[Stored data entries]
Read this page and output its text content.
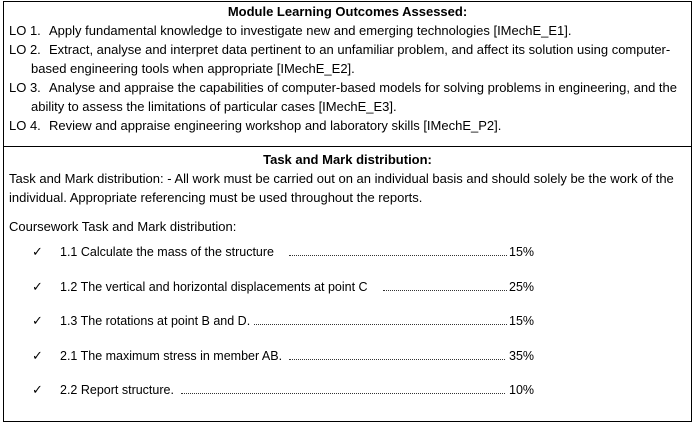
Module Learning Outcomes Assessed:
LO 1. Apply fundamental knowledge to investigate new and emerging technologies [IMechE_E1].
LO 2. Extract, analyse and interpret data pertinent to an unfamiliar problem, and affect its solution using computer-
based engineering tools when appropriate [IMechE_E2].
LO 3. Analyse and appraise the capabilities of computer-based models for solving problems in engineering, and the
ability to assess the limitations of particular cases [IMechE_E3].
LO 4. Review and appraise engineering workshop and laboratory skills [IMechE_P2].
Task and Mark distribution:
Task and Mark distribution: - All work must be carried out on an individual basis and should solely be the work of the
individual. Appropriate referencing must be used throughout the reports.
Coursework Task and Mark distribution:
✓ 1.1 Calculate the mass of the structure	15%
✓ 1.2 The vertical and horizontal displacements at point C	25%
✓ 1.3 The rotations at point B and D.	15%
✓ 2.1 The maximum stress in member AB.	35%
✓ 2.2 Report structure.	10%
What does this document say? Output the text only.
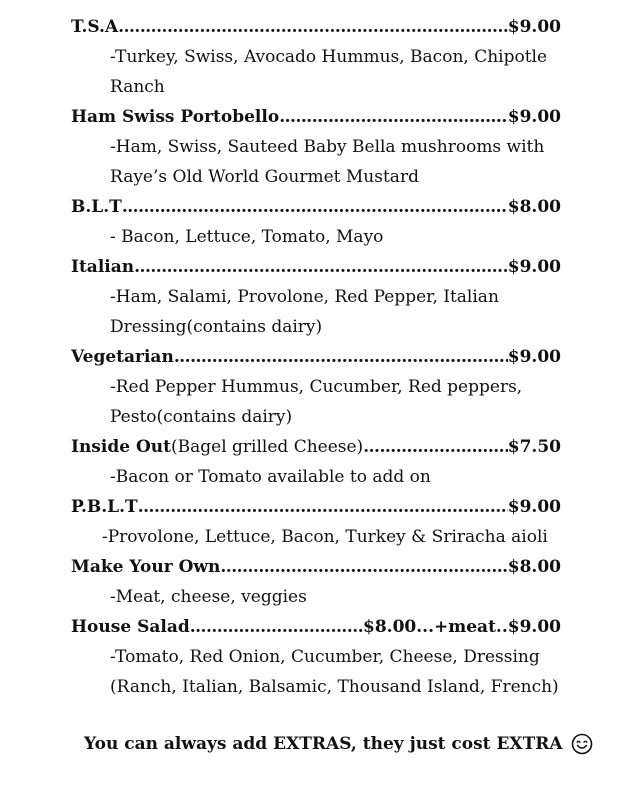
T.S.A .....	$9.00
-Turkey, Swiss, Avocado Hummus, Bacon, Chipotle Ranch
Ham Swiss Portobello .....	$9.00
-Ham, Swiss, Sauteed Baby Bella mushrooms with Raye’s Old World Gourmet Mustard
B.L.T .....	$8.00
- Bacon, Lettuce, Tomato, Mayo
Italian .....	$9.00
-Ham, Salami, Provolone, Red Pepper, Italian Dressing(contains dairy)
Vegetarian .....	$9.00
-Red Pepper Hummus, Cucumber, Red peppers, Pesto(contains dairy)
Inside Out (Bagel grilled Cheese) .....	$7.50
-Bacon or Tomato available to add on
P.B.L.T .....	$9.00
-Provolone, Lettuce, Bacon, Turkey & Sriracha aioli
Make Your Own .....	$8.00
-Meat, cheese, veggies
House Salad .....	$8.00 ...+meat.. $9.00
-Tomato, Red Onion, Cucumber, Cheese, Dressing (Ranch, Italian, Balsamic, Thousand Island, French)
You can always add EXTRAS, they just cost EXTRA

Aim of the task
Reproduce the entries above word for word. Pictures stay out.

Exercise result
Read this page and output its text content.
Module Learning Outcomes Assessed:
LO 1. Apply fundamental knowledge to investigate new and emerging technologies [IMechE_E1].
LO 2. Extract, analyse and interpret data pertinent to an unfamiliar problem, and affect its solution using computer-
based engineering tools when appropriate [IMechE_E2].
LO 3. Analyse and appraise the capabilities of computer-based models for solving problems in engineering, and the
ability to assess the limitations of particular cases [IMechE_E3].
LO 4. Review and appraise engineering workshop and laboratory skills [IMechE_P2].
Task and Mark distribution:
Task and Mark distribution: - All work must be carried out on an individual basis and should solely be the work of the
individual. Appropriate referencing must be used throughout the reports.
Coursework Task and Mark distribution:
✓ 1.1 Calculate the mass of the structure	15%
✓ 1.2 The vertical and horizontal displacements at point C	25%
✓ 1.3 The rotations at point B and D.	15%
✓ 2.1 The maximum stress in member AB.	35%
✓ 2.2 Report structure.	10%
What does this document say? Output the text only.
T.S.A .....	$9.00
-Turkey, Swiss, Avocado Hummus, Bacon, Chipotle Ranch
Ham Swiss Portobello .....	$9.00
-Ham, Swiss, Sauteed Baby Bella mushrooms with Raye’s Old World Gourmet Mustard
B.L.T .....	$8.00
- Bacon, Lettuce, Tomato, Mayo
Italian .....	$9.00
-Ham, Salami, Provolone, Red Pepper, Italian Dressing(contains dairy)
Vegetarian .....	$9.00
-Red Pepper Hummus, Cucumber, Red peppers, Pesto(contains dairy)
Inside Out (Bagel grilled Cheese) .....	$7.50
-Bacon or Tomato available to add on
P.B.L.T .....	$9.00
-Provolone, Lettuce, Bacon, Turkey & Sriracha aioli
Make Your Own .....	$8.00
-Meat, cheese, veggies
House Salad .....	$8.00 ...+meat.. $9.00
-Tomato, Red Onion, Cucumber, Cheese, Dressing (Ranch, Italian, Balsamic, Thousand Island, French)
You can always add EXTRAS, they just cost EXTRA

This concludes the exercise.